_Instructions for the task_
Your task is to output all the records below, word for word.
Begin Record set
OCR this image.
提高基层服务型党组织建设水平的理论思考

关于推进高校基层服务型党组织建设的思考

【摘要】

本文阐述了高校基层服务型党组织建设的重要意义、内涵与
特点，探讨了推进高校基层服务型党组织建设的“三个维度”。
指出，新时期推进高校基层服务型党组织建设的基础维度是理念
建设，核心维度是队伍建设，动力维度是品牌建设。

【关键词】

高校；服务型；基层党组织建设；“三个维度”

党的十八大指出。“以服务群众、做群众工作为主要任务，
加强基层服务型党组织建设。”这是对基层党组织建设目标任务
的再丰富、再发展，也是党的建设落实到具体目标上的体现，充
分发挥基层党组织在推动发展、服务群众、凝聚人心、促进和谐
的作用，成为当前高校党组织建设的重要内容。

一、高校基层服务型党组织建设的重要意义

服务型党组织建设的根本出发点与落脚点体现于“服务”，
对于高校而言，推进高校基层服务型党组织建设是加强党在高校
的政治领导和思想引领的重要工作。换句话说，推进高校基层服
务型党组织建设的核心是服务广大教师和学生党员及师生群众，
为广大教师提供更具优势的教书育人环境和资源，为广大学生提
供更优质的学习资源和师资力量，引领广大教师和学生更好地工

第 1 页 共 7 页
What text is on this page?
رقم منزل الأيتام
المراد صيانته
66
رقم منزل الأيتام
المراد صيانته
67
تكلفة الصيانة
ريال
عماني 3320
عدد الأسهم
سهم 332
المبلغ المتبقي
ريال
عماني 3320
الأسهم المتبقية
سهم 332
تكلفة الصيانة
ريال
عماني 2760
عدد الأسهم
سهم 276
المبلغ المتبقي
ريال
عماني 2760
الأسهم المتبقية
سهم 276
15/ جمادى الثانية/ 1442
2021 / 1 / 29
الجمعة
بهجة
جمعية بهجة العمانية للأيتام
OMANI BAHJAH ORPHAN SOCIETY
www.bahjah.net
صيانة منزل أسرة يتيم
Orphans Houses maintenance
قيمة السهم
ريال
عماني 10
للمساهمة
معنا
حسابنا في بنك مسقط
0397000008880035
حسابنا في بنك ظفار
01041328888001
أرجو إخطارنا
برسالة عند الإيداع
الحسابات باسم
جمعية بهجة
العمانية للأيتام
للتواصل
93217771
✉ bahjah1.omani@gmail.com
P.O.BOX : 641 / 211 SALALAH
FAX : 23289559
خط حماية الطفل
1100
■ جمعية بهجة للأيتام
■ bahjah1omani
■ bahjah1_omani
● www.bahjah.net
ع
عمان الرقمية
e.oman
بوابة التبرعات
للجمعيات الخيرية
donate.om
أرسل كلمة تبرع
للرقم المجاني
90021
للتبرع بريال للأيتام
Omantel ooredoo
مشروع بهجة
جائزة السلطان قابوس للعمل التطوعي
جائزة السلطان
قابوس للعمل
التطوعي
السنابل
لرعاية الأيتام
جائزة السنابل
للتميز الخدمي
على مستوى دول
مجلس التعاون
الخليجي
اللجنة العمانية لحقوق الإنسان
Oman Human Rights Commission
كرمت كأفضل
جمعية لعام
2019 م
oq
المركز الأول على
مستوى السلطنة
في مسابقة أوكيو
End Record set
_Exercise result_
OCR this image.
提高基层服务型党组织建设水平的理论思考

关于推进高校基层服务型党组织建设的思考

【摘要】

本文阐述了高校基层服务型党组织建设的重要意义、内涵与
特点，探讨了推进高校基层服务型党组织建设的“三个维度”。
指出，新时期推进高校基层服务型党组织建设的基础维度是理念
建设，核心维度是队伍建设，动力维度是品牌建设。

【关键词】

高校；服务型；基层党组织建设；“三个维度”

党的十八大指出。“以服务群众、做群众工作为主要任务，
加强基层服务型党组织建设。”这是对基层党组织建设目标任务
的再丰富、再发展，也是党的建设落实到具体目标上的体现，充
分发挥基层党组织在推动发展、服务群众、凝聚人心、促进和谐
的作用，成为当前高校党组织建设的重要内容。

一、高校基层服务型党组织建设的重要意义

服务型党组织建设的根本出发点与落脚点体现于“服务”，
对于高校而言，推进高校基层服务型党组织建设是加强党在高校
的政治领导和思想引领的重要工作。换句话说，推进高校基层服
务型党组织建设的核心是服务广大教师和学生党员及师生群众，
为广大教师提供更具优势的教书育人环境和资源，为广大学生提
供更优质的学习资源和师资力量，引领广大教师和学生更好地工

第 1 页 共 7 页
What text is on this page?
رقم منزل الأيتام
المراد صيانته
66
رقم منزل الأيتام
المراد صيانته
67
تكلفة الصيانة
ريال
عماني 3320
عدد الأسهم
سهم 332
المبلغ المتبقي
ريال
عماني 3320
الأسهم المتبقية
سهم 332
تكلفة الصيانة
ريال
عماني 2760
عدد الأسهم
سهم 276
المبلغ المتبقي
ريال
عماني 2760
الأسهم المتبقية
سهم 276
15/ جمادى الثانية/ 1442
2021 / 1 / 29
الجمعة
بهجة
جمعية بهجة العمانية للأيتام
OMANI BAHJAH ORPHAN SOCIETY
www.bahjah.net
صيانة منزل أسرة يتيم
Orphans Houses maintenance
قيمة السهم
ريال
عماني 10
للمساهمة
معنا
حسابنا في بنك مسقط
0397000008880035
حسابنا في بنك ظفار
01041328888001
أرجو إخطارنا
برسالة عند الإيداع
الحسابات باسم
جمعية بهجة
العمانية للأيتام
للتواصل
93217771
✉ bahjah1.omani@gmail.com
P.O.BOX : 641 / 211 SALALAH
FAX : 23289559
خط حماية الطفل
1100
■ جمعية بهجة للأيتام
■ bahjah1omani
■ bahjah1_omani
● www.bahjah.net
ع
عمان الرقمية
e.oman
بوابة التبرعات
للجمعيات الخيرية
donate.om
أرسل كلمة تبرع
للرقم المجاني
90021
للتبرع بريال للأيتام
Omantel ooredoo
مشروع بهجة
جائزة السلطان قابوس للعمل التطوعي
جائزة السلطان
قابوس للعمل
التطوعي
السنابل
لرعاية الأيتام
جائزة السنابل
للتميز الخدمي
على مستوى دول
مجلس التعاون
الخليجي
اللجنة العمانية لحقوق الإنسان
Oman Human Rights Commission
كرمت كأفضل
جمعية لعام
2019 م
oq
المركز الأول على
مستوى السلطنة
في مسابقة أوكيو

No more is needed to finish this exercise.